— BEGIN —
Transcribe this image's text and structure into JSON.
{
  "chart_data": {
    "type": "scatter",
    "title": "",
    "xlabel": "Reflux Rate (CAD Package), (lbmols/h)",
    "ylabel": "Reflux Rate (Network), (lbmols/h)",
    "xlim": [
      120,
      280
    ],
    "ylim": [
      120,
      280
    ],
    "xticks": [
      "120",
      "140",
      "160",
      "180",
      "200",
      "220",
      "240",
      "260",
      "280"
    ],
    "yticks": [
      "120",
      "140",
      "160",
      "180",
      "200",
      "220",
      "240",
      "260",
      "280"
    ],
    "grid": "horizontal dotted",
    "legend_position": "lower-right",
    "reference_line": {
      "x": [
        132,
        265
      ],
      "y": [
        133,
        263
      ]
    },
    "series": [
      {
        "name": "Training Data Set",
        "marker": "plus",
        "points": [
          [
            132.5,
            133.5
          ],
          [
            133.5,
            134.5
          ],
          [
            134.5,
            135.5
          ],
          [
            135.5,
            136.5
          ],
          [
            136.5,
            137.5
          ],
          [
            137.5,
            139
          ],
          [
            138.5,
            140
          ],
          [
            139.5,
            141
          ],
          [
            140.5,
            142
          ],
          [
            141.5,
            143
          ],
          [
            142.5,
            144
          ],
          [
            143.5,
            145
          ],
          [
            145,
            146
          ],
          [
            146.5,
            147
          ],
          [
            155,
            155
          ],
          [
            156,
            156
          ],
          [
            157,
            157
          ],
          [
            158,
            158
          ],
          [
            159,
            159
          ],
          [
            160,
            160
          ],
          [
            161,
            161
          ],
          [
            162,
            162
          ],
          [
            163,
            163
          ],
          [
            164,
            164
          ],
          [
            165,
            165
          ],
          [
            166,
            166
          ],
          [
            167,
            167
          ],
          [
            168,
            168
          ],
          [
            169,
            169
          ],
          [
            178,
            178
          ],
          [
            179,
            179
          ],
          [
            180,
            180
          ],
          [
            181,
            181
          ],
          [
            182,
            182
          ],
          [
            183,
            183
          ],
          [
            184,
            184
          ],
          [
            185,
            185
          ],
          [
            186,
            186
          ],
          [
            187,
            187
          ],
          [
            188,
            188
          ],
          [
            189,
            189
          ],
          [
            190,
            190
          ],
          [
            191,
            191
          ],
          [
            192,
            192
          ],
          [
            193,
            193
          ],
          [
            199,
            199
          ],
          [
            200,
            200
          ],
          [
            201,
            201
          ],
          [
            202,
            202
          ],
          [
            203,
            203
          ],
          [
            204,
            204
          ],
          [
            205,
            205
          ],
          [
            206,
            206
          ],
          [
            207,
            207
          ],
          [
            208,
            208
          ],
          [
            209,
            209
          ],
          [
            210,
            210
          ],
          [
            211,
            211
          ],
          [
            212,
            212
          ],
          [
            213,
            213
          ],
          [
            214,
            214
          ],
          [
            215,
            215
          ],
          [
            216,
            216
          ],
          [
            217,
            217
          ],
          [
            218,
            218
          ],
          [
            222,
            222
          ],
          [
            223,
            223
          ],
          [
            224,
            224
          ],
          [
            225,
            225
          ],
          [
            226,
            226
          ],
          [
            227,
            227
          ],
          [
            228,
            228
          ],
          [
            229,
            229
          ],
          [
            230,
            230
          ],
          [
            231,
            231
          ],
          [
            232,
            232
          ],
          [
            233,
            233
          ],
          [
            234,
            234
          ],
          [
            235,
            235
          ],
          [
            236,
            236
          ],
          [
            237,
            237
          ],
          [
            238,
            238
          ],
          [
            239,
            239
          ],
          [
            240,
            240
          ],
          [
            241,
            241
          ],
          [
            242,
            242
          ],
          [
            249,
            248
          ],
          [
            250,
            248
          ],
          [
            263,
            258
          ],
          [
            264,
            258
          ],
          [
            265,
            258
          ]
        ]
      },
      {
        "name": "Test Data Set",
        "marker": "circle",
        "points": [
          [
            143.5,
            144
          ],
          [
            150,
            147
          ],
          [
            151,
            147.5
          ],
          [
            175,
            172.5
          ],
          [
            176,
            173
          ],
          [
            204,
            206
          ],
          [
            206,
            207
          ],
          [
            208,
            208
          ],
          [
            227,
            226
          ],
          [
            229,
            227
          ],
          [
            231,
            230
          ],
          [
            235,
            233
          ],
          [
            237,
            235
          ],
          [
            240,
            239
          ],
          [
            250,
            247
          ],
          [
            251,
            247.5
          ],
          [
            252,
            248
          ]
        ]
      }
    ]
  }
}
— END —
* _TASK DETAILS_
Above are the records. Copy every line in them holding "name".

* _RESULT OF THIS TASK_
        "name": "Training Data Set",
        "name": "Test Data Set",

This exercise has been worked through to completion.